[WHAT THIS TASK INVOLVES]
Write out the listing below without alteration, omitting its pictures.

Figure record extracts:

--

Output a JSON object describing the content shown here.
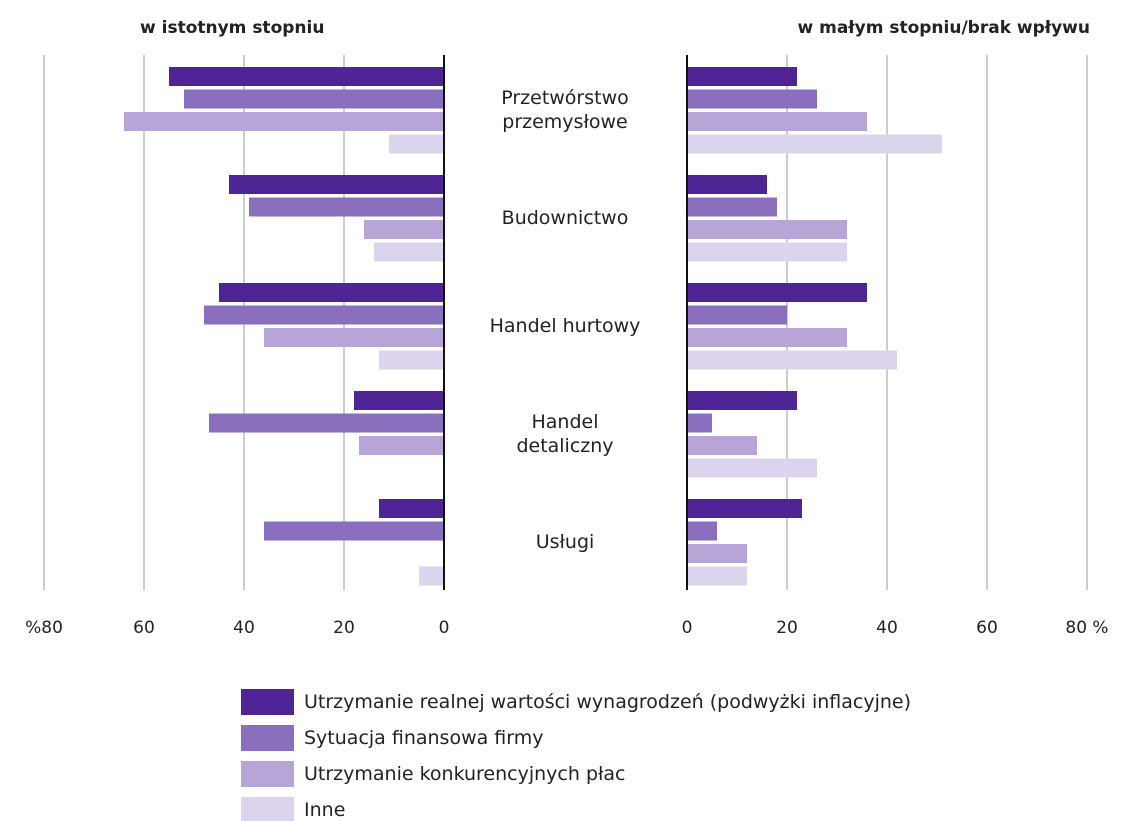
{
  "chart_data": [
    {
      "type": "bar",
      "title": "w istotnym stopniu",
      "categories": [
        "Przetwórstwo przemysłowe",
        "Budownictwo",
        "Handel hurtowy",
        "Handel detaliczny",
        "Usługi"
      ],
      "series": [
        {
          "name": "Utrzymanie realnej wartości wynagrodzeń (podwyżki inflacyjne)",
          "color": "#4f2494",
          "values": [
            55,
            43,
            45,
            18,
            13
          ]
        },
        {
          "name": "Sytuacja finansowa firmy",
          "color": "#8a6fbf",
          "values": [
            52,
            39,
            48,
            47,
            36
          ]
        },
        {
          "name": "Utrzymanie konkurencyjnych płac",
          "color": "#b8a5d8",
          "values": [
            64,
            16,
            36,
            17,
            0
          ]
        },
        {
          "name": "Inne",
          "color": "#dcd3ec",
          "values": [
            11,
            14,
            13,
            0,
            5
          ]
        }
      ],
      "xlim": [
        80,
        0
      ],
      "xticks": [
        {
          "value": 80,
          "label": "%80"
        },
        60,
        40,
        20,
        0
      ],
      "grid": true
    },
    {
      "type": "bar",
      "title": "w małym stopniu/brak wpływu",
      "series": [
        {
          "color": "#4f2494",
          "values": [
            22,
            16,
            36,
            22,
            23
          ]
        },
        {
          "color": "#8a6fbf",
          "values": [
            26,
            18,
            20,
            5,
            6
          ]
        },
        {
          "color": "#b8a5d8",
          "values": [
            36,
            32,
            32,
            14,
            12
          ]
        },
        {
          "color": "#dcd3ec",
          "values": [
            51,
            32,
            42,
            26,
            12
          ]
        }
      ],
      "xlim": [
        0,
        80
      ],
      "xticks": [
        0,
        20,
        40,
        60,
        {
          "value": 80,
          "label": "80 %"
        }
      ],
      "grid": true
    }
  ]
}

--

[SOLUTION BELOW]
Output a JSON object describing the content shown here.
{
  "chart_data": [
    {
      "type": "bar",
      "title": "w istotnym stopniu",
      "categories": [
        "Przetwórstwo przemysłowe",
        "Budownictwo",
        "Handel hurtowy",
        "Handel detaliczny",
        "Usługi"
      ],
      "series": [
        {
          "name": "Utrzymanie realnej wartości wynagrodzeń (podwyżki inflacyjne)",
          "color": "#4f2494",
          "values": [
            55,
            43,
            45,
            18,
            13
          ]
        },
        {
          "name": "Sytuacja finansowa firmy",
          "color": "#8a6fbf",
          "values": [
            52,
            39,
            48,
            47,
            36
          ]
        },
        {
          "name": "Utrzymanie konkurencyjnych płac",
          "color": "#b8a5d8",
          "values": [
            64,
            16,
            36,
            17,
            0
          ]
        },
        {
          "name": "Inne",
          "color": "#dcd3ec",
          "values": [
            11,
            14,
            13,
            0,
            5
          ]
        }
      ],
      "xlim": [
        80,
        0
      ],
      "xticks": [
        {
          "value": 80,
          "label": "%80"
        },
        60,
        40,
        20,
        0
      ],
      "grid": true
    },
    {
      "type": "bar",
      "title": "w małym stopniu/brak wpływu",
      "series": [
        {
          "color": "#4f2494",
          "values": [
            22,
            16,
            36,
            22,
            23
          ]
        },
        {
          "color": "#8a6fbf",
          "values": [
            26,
            18,
            20,
            5,
            6
          ]
        },
        {
          "color": "#b8a5d8",
          "values": [
            36,
            32,
            32,
            14,
            12
          ]
        },
        {
          "color": "#dcd3ec",
          "values": [
            51,
            32,
            42,
            26,
            12
          ]
        }
      ],
      "xlim": [
        0,
        80
      ],
      "xticks": [
        0,
        20,
        40,
        60,
        {
          "value": 80,
          "label": "80 %"
        }
      ],
      "grid": true
    }
  ]
}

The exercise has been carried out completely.